▶ [GIVEN INSTRUCTION] The records below must be duplicated exactly, character for character.

▶ [INFORMATION SUPPLIED]
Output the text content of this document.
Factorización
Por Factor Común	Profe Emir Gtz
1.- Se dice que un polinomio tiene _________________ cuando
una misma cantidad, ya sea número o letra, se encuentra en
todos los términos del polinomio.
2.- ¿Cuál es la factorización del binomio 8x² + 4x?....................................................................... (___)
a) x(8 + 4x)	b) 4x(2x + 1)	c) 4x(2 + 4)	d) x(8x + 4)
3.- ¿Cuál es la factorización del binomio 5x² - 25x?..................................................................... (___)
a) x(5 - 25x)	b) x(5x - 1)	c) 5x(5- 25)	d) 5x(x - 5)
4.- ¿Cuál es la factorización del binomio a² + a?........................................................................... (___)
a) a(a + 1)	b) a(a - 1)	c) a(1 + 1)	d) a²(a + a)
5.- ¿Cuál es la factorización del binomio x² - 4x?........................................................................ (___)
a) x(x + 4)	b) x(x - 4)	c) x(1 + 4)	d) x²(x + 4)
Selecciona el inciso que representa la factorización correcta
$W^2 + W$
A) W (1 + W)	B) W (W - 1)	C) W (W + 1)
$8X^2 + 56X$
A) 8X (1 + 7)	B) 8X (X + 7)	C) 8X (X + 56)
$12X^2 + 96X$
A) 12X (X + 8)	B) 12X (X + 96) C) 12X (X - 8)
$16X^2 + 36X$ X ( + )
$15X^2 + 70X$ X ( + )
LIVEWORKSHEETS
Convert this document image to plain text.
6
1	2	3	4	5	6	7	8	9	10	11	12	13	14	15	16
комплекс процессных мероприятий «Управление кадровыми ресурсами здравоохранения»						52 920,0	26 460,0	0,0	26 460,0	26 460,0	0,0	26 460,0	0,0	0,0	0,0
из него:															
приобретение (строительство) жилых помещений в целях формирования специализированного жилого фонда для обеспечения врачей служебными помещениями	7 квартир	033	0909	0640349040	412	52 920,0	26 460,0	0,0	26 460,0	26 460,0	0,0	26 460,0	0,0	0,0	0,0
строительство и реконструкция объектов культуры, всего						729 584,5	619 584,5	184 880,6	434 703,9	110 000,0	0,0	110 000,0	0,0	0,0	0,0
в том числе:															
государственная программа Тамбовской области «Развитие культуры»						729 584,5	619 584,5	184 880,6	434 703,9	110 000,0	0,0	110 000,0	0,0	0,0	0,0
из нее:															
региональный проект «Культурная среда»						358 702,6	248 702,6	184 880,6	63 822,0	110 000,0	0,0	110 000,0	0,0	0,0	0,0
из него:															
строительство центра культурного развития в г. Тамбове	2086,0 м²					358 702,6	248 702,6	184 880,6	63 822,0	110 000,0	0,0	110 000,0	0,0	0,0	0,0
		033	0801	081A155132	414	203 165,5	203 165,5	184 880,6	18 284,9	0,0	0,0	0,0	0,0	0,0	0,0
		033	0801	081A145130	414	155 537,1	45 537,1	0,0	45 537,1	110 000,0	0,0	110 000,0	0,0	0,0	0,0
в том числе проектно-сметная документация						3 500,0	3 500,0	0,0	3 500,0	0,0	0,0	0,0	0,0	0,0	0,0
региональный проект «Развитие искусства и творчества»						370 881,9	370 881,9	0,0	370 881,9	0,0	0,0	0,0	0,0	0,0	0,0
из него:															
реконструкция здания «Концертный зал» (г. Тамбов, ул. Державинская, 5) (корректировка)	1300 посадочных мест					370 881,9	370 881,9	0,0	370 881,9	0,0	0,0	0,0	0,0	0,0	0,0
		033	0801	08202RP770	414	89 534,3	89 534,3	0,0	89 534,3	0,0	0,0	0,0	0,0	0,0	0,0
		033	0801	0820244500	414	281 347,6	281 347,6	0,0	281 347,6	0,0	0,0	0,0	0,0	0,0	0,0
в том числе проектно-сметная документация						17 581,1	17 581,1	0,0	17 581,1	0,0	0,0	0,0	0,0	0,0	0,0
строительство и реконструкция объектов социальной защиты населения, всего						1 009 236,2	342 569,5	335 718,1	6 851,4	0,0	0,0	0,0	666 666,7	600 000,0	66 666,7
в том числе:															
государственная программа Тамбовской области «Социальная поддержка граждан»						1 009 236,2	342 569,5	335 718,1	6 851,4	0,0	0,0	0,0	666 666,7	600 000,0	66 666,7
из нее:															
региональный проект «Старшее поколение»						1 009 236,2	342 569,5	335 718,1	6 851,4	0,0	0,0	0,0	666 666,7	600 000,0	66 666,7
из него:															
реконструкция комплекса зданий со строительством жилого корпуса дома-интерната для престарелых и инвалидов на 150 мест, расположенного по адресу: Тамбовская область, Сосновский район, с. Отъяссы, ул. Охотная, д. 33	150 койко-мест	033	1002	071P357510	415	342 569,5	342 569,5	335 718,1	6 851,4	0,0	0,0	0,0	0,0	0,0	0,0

▶ [OUTPUT OF THE EXERCISE]
Output the text content of this document.
Factorización
Por Factor Común	Profe Emir Gtz
1.- Se dice que un polinomio tiene _________________ cuando
una misma cantidad, ya sea número o letra, se encuentra en
todos los términos del polinomio.
2.- ¿Cuál es la factorización del binomio 8x² + 4x?....................................................................... (___)
a) x(8 + 4x)	b) 4x(2x + 1)	c) 4x(2 + 4)	d) x(8x + 4)
3.- ¿Cuál es la factorización del binomio 5x² - 25x?..................................................................... (___)
a) x(5 - 25x)	b) x(5x - 1)	c) 5x(5- 25)	d) 5x(x - 5)
4.- ¿Cuál es la factorización del binomio a² + a?........................................................................... (___)
a) a(a + 1)	b) a(a - 1)	c) a(1 + 1)	d) a²(a + a)
5.- ¿Cuál es la factorización del binomio x² - 4x?........................................................................ (___)
a) x(x + 4)	b) x(x - 4)	c) x(1 + 4)	d) x²(x + 4)
Selecciona el inciso que representa la factorización correcta
$W^2 + W$
A) W (1 + W)	B) W (W - 1)	C) W (W + 1)
$8X^2 + 56X$
A) 8X (1 + 7)	B) 8X (X + 7)	C) 8X (X + 56)
$12X^2 + 96X$
A) 12X (X + 8)	B) 12X (X + 96) C) 12X (X - 8)
$16X^2 + 36X$ X ( + )
$15X^2 + 70X$ X ( + )
LIVEWORKSHEETS
Convert this document image to plain text.
6
1	2	3	4	5	6	7	8	9	10	11	12	13	14	15	16
комплекс процессных мероприятий «Управление кадровыми ресурсами здравоохранения»						52 920,0	26 460,0	0,0	26 460,0	26 460,0	0,0	26 460,0	0,0	0,0	0,0
из него:															
приобретение (строительство) жилых помещений в целях формирования специализированного жилого фонда для обеспечения врачей служебными помещениями	7 квартир	033	0909	0640349040	412	52 920,0	26 460,0	0,0	26 460,0	26 460,0	0,0	26 460,0	0,0	0,0	0,0
строительство и реконструкция объектов культуры, всего						729 584,5	619 584,5	184 880,6	434 703,9	110 000,0	0,0	110 000,0	0,0	0,0	0,0
в том числе:															
государственная программа Тамбовской области «Развитие культуры»						729 584,5	619 584,5	184 880,6	434 703,9	110 000,0	0,0	110 000,0	0,0	0,0	0,0
из нее:															
региональный проект «Культурная среда»						358 702,6	248 702,6	184 880,6	63 822,0	110 000,0	0,0	110 000,0	0,0	0,0	0,0
из него:															
строительство центра культурного развития в г. Тамбове	2086,0 м²					358 702,6	248 702,6	184 880,6	63 822,0	110 000,0	0,0	110 000,0	0,0	0,0	0,0
		033	0801	081A155132	414	203 165,5	203 165,5	184 880,6	18 284,9	0,0	0,0	0,0	0,0	0,0	0,0
		033	0801	081A145130	414	155 537,1	45 537,1	0,0	45 537,1	110 000,0	0,0	110 000,0	0,0	0,0	0,0
в том числе проектно-сметная документация						3 500,0	3 500,0	0,0	3 500,0	0,0	0,0	0,0	0,0	0,0	0,0
региональный проект «Развитие искусства и творчества»						370 881,9	370 881,9	0,0	370 881,9	0,0	0,0	0,0	0,0	0,0	0,0
из него:															
реконструкция здания «Концертный зал» (г. Тамбов, ул. Державинская, 5) (корректировка)	1300 посадочных мест					370 881,9	370 881,9	0,0	370 881,9	0,0	0,0	0,0	0,0	0,0	0,0
		033	0801	08202RP770	414	89 534,3	89 534,3	0,0	89 534,3	0,0	0,0	0,0	0,0	0,0	0,0
		033	0801	0820244500	414	281 347,6	281 347,6	0,0	281 347,6	0,0	0,0	0,0	0,0	0,0	0,0
в том числе проектно-сметная документация						17 581,1	17 581,1	0,0	17 581,1	0,0	0,0	0,0	0,0	0,0	0,0
строительство и реконструкция объектов социальной защиты населения, всего						1 009 236,2	342 569,5	335 718,1	6 851,4	0,0	0,0	0,0	666 666,7	600 000,0	66 666,7
в том числе:															
государственная программа Тамбовской области «Социальная поддержка граждан»						1 009 236,2	342 569,5	335 718,1	6 851,4	0,0	0,0	0,0	666 666,7	600 000,0	66 666,7
из нее:															
региональный проект «Старшее поколение»						1 009 236,2	342 569,5	335 718,1	6 851,4	0,0	0,0	0,0	666 666,7	600 000,0	66 666,7
из него:															
реконструкция комплекса зданий со строительством жилого корпуса дома-интерната для престарелых и инвалидов на 150 мест, расположенного по адресу: Тамбовская область, Сосновский район, с. Отъяссы, ул. Охотная, д. 33	150 койко-мест	033	1002	071P357510	415	342 569,5	342 569,5	335 718,1	6 851,4	0,0	0,0	0,0	0,0	0,0	0,0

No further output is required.